* **JOB**: Go through the records underneath and count the lines that include the string "content". Give nothing but the number.

* **TASK INPUT**:
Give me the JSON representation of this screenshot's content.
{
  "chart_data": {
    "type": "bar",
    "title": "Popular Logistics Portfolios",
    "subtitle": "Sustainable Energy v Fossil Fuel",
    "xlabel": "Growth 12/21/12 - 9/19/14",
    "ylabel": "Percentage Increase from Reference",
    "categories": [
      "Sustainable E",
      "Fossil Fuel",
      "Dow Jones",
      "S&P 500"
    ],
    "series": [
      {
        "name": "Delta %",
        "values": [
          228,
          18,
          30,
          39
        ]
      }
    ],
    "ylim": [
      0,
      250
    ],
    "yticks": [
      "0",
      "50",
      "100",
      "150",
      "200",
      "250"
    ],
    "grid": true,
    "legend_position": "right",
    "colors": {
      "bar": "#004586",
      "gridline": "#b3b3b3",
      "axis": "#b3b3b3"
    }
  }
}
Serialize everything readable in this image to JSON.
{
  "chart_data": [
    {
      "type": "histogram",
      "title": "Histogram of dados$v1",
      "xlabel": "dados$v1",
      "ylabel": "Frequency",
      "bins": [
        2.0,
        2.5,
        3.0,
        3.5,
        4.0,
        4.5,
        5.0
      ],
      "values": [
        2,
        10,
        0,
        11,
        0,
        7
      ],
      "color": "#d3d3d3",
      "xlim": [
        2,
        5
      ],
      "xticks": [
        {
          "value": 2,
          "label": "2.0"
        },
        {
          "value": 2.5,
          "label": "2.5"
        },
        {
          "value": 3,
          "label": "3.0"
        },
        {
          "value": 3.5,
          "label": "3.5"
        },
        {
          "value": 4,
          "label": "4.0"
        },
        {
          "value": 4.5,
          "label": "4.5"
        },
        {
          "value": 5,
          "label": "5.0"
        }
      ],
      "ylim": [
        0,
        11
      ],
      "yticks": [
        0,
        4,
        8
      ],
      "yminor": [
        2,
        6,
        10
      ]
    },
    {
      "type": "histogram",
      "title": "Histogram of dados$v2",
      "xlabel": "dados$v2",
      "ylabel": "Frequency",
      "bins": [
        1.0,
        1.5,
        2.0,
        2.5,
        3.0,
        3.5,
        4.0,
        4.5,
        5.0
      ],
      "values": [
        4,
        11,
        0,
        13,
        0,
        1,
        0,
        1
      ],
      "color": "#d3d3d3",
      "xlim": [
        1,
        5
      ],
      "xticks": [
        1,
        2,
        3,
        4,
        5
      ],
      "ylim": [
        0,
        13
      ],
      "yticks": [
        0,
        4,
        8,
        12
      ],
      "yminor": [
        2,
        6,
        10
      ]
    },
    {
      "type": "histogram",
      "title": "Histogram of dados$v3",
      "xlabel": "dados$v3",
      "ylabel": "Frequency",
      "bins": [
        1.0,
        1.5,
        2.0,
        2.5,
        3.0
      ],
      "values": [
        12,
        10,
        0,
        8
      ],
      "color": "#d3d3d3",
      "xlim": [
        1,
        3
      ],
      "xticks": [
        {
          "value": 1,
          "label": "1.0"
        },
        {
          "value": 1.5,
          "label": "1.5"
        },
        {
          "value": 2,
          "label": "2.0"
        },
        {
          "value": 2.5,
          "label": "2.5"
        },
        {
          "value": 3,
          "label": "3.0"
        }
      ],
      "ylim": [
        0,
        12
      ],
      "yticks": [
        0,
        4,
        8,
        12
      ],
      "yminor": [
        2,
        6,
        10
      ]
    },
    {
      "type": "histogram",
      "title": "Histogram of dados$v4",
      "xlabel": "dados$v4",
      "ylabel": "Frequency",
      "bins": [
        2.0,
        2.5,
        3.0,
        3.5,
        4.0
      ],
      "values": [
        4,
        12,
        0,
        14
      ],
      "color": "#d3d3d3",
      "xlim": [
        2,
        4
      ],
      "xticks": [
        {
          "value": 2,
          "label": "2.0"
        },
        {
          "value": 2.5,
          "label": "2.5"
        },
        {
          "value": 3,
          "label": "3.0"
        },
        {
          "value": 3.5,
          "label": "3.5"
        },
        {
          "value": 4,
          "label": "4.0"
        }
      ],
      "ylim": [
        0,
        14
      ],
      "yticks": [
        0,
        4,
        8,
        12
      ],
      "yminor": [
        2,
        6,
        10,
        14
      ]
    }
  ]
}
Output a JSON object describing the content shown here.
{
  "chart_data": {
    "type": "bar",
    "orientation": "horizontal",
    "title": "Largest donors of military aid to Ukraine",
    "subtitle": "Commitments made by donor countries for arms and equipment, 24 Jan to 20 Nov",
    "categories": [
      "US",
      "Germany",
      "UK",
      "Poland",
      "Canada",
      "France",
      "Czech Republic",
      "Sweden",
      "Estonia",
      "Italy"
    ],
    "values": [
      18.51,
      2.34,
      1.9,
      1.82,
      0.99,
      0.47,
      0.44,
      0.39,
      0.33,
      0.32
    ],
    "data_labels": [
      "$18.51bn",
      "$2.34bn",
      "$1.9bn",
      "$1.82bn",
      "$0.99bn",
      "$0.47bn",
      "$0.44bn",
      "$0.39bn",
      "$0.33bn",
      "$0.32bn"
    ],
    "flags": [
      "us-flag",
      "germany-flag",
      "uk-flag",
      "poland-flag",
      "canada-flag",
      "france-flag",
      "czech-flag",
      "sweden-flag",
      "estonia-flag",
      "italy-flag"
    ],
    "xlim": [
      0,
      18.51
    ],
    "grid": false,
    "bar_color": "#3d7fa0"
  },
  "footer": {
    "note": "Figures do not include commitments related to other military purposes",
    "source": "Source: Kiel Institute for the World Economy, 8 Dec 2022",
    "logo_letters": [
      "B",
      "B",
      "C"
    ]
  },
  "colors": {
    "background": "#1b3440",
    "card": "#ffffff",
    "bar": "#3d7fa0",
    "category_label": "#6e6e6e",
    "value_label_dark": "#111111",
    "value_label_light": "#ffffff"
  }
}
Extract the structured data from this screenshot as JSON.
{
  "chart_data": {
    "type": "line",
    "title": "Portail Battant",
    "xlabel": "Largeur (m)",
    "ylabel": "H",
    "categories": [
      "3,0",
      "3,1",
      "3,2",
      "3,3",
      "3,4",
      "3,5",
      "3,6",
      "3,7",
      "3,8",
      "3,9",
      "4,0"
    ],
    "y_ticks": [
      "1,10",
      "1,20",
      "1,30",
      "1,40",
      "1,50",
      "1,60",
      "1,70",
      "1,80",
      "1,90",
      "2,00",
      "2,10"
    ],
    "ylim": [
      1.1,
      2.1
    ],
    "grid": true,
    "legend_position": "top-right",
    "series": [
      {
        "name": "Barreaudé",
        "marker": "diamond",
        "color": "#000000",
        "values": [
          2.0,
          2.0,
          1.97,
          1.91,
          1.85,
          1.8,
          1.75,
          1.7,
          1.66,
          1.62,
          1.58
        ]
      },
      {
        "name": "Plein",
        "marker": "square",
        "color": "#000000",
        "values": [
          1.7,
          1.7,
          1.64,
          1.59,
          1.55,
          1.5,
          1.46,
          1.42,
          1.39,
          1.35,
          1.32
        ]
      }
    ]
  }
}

* **EXPECTED OUTPUT**: 2